* [Set exercise]: Output each entry below as it stands, leaving out every picture.

[Saved data entries]
[Start]

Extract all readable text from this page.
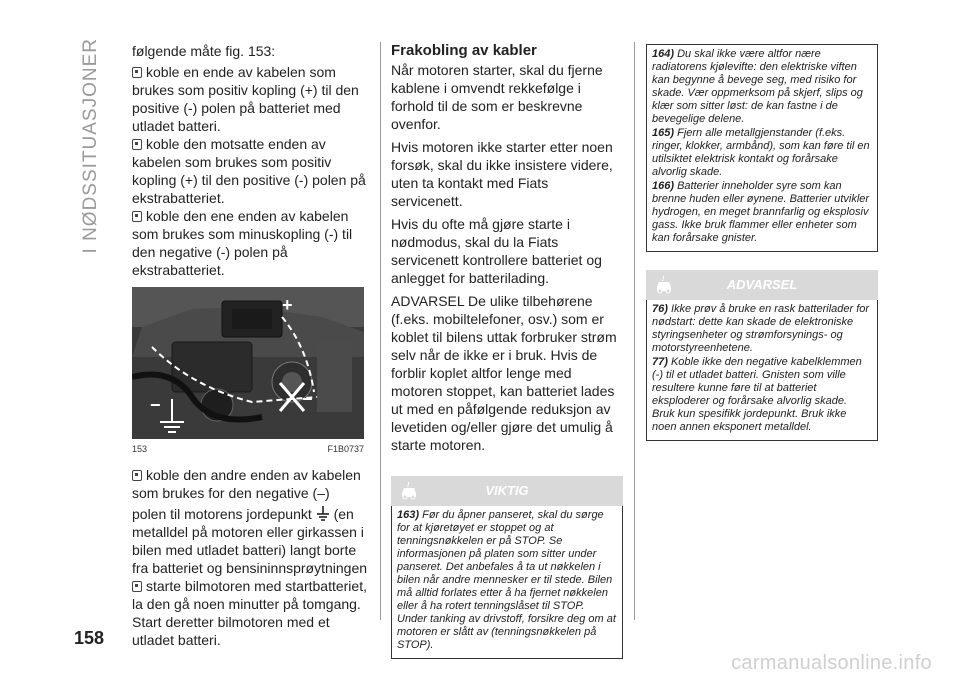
I NØDSSITUASJONER følgende måte fig. 153:

koble en ende av kabelen som brukes som positiv kopling (+) til den positive (-) polen på batteriet med utladet batteri.

koble den motsatte enden av kabelen som brukes som positiv kopling (+) til den positive (-) polen på ekstrabatteriet.

koble den ene enden av kabelen som brukes som minuskopling (-) til den negative (-) polen på ekstrabatteriet.

+
−	−
153	F1B0737

koble den andre enden av kabelen som brukes for den negative (–)

polen til motorens jordepunkt (en metalldel på motoren eller girkassen i bilen med utladet batteri) langt borte fra batteriet og bensininnsprøytningen

starte bilmotoren med startbatteriet, la den gå noen minutter på tomgang. Start deretter bilmotoren med et utladet batteri.

Frakobling av kabler

Når motoren starter, skal du fjerne kablene i omvendt rekkefølge i forhold til de som er beskrevne ovenfor.

Hvis motoren ikke starter etter noen forsøk, skal du ikke insistere videre, uten ta kontakt med Fiats servicenett.

Hvis du ofte må gjøre starte i nødmodus, skal du la Fiats servicenett kontrollere batteriet og anlegget for batterilading.

ADVARSEL De ulike tilbehørene (f.eks. mobiltelefoner, osv.) som er koblet til bilens uttak forbruker strøm selv når de ikke er i bruk. Hvis de forblir koplet altfor lenge med motoren stoppet, kan batteriet lades ut med en påfølgende reduksjon av levetiden og/eller gjøre det umulig å starte motoren.

!	VIKTIG

163) Før du åpner panseret, skal du sørge for at kjøretøyet er stoppet og at tenningsnøkkelen er på STOP. Se informasjonen på platen som sitter under panseret. Det anbefales å ta ut nøkkelen i bilen når andre mennesker er til stede. Bilen må alltid forlates etter å ha fjernet nøkkelen eller å ha rotert tenningslåset til STOP. Under tanking av drivstoff, forsikre deg om at motoren er slått av (tenningsnøkkelen på STOP).

164) Du skal ikke være altfor nære radiatorens kjølevifte: den elektriske viften kan begynne å bevege seg, med risiko for skade. Vær oppmerksom på skjerf, slips og klær som sitter løst: de kan fastne i de bevegelige delene.

165) Fjern alle metallgjenstander (f.eks. ringer, klokker, armbånd), som kan føre til en utilsiktet elektrisk kontakt og forårsake alvorlig skade.

166) Batterier inneholder syre som kan brenne huden eller øynene. Batterier utvikler hydrogen, en meget brannfarlig og eksplosiv gass. Ikke bruk flammer eller enheter som kan forårsake gnister.

!	ADVARSEL

76) Ikke prøv å bruke en rask batterilader for nødstart: dette kan skade de elektroniske styringsenheter og strømforsynings- og motorstyreenhetene.

77) Koble ikke den negative kabelklemmen (-) til et utladet batteri. Gnisten som ville resultere kunne føre til at batteriet eksploderer og forårsake alvorlig skade. Bruk kun spesifikk jordepunkt. Bruk ikke noen annen eksponert metalldel.

158
carmanualsonline.info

[End]

* [The result]:
Extract all readable text from this page.
I NØDSSITUASJONER følgende måte fig. 153:

koble en ende av kabelen som brukes som positiv kopling (+) til den positive (-) polen på batteriet med utladet batteri.

koble den motsatte enden av kabelen som brukes som positiv kopling (+) til den positive (-) polen på ekstrabatteriet.

koble den ene enden av kabelen som brukes som minuskopling (-) til den negative (-) polen på ekstrabatteriet.

+
−	−
153	F1B0737

koble den andre enden av kabelen som brukes for den negative (–)

polen til motorens jordepunkt (en metalldel på motoren eller girkassen i bilen med utladet batteri) langt borte fra batteriet og bensininnsprøytningen

starte bilmotoren med startbatteriet, la den gå noen minutter på tomgang. Start deretter bilmotoren med et utladet batteri.

Frakobling av kabler

Når motoren starter, skal du fjerne kablene i omvendt rekkefølge i forhold til de som er beskrevne ovenfor.

Hvis motoren ikke starter etter noen forsøk, skal du ikke insistere videre, uten ta kontakt med Fiats servicenett.

Hvis du ofte må gjøre starte i nødmodus, skal du la Fiats servicenett kontrollere batteriet og anlegget for batterilading.

ADVARSEL De ulike tilbehørene (f.eks. mobiltelefoner, osv.) som er koblet til bilens uttak forbruker strøm selv når de ikke er i bruk. Hvis de forblir koplet altfor lenge med motoren stoppet, kan batteriet lades ut med en påfølgende reduksjon av levetiden og/eller gjøre det umulig å starte motoren.

!	VIKTIG

163) Før du åpner panseret, skal du sørge for at kjøretøyet er stoppet og at tenningsnøkkelen er på STOP. Se informasjonen på platen som sitter under panseret. Det anbefales å ta ut nøkkelen i bilen når andre mennesker er til stede. Bilen må alltid forlates etter å ha fjernet nøkkelen eller å ha rotert tenningslåset til STOP. Under tanking av drivstoff, forsikre deg om at motoren er slått av (tenningsnøkkelen på STOP).

164) Du skal ikke være altfor nære radiatorens kjølevifte: den elektriske viften kan begynne å bevege seg, med risiko for skade. Vær oppmerksom på skjerf, slips og klær som sitter løst: de kan fastne i de bevegelige delene.

165) Fjern alle metallgjenstander (f.eks. ringer, klokker, armbånd), som kan føre til en utilsiktet elektrisk kontakt og forårsake alvorlig skade.

166) Batterier inneholder syre som kan brenne huden eller øynene. Batterier utvikler hydrogen, en meget brannfarlig og eksplosiv gass. Ikke bruk flammer eller enheter som kan forårsake gnister.

!	ADVARSEL

76) Ikke prøv å bruke en rask batterilader for nødstart: dette kan skade de elektroniske styringsenheter og strømforsynings- og motorstyreenhetene.

77) Koble ikke den negative kabelklemmen (-) til et utladet batteri. Gnisten som ville resultere kunne føre til at batteriet eksploderer og forårsake alvorlig skade. Bruk kun spesifikk jordepunkt. Bruk ikke noen annen eksponert metalldel.

158
carmanualsonline.info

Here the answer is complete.